» **WRITTEN PROBLEM**
Extract the lines that hold the string "amplitude".
-- START SUPPLIED RECORDS --
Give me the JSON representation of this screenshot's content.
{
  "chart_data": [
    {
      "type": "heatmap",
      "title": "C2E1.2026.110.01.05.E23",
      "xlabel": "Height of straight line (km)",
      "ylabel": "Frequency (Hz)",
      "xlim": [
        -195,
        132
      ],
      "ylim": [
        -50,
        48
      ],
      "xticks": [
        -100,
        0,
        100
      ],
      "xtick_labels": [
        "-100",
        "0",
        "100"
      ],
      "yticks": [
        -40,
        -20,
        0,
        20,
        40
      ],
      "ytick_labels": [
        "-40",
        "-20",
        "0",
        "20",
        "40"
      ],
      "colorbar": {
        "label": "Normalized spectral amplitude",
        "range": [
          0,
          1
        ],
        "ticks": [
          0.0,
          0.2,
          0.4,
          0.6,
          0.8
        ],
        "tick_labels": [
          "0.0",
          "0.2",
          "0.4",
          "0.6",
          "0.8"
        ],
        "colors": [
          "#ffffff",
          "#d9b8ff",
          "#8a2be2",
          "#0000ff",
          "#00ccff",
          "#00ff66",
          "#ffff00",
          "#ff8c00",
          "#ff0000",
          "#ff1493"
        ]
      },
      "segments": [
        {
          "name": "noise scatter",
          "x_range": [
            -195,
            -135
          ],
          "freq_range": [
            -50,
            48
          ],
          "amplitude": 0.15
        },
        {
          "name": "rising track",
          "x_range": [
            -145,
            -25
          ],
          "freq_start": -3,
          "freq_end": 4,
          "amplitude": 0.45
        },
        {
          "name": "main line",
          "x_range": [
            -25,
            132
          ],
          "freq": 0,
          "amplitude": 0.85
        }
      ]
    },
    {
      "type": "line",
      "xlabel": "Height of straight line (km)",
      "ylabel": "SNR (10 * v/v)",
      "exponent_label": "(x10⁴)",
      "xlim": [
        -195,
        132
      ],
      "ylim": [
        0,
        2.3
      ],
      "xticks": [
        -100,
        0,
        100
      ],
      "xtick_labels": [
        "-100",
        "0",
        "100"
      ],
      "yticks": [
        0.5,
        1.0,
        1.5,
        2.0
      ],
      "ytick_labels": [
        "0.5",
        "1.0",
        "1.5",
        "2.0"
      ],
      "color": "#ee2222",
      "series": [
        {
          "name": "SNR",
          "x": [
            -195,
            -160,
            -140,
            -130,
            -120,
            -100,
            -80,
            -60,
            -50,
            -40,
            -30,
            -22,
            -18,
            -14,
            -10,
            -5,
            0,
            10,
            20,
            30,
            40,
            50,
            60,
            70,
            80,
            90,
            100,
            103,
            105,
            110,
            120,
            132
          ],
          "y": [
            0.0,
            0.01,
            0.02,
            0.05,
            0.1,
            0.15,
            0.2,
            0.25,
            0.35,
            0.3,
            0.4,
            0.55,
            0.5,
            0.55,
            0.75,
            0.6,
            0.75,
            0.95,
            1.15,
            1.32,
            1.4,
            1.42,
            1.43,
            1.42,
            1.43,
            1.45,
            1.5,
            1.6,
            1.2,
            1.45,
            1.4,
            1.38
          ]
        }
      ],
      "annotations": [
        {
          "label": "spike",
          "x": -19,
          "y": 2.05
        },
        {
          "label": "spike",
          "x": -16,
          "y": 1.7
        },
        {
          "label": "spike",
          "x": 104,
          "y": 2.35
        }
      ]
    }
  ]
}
-- END SUPPLIED RECORDS --
» **RESPONSE TO THE TASK**
        "label": "Normalized spectral amplitude",
          "amplitude": 0.15
          "amplitude": 0.45
          "amplitude": 0.85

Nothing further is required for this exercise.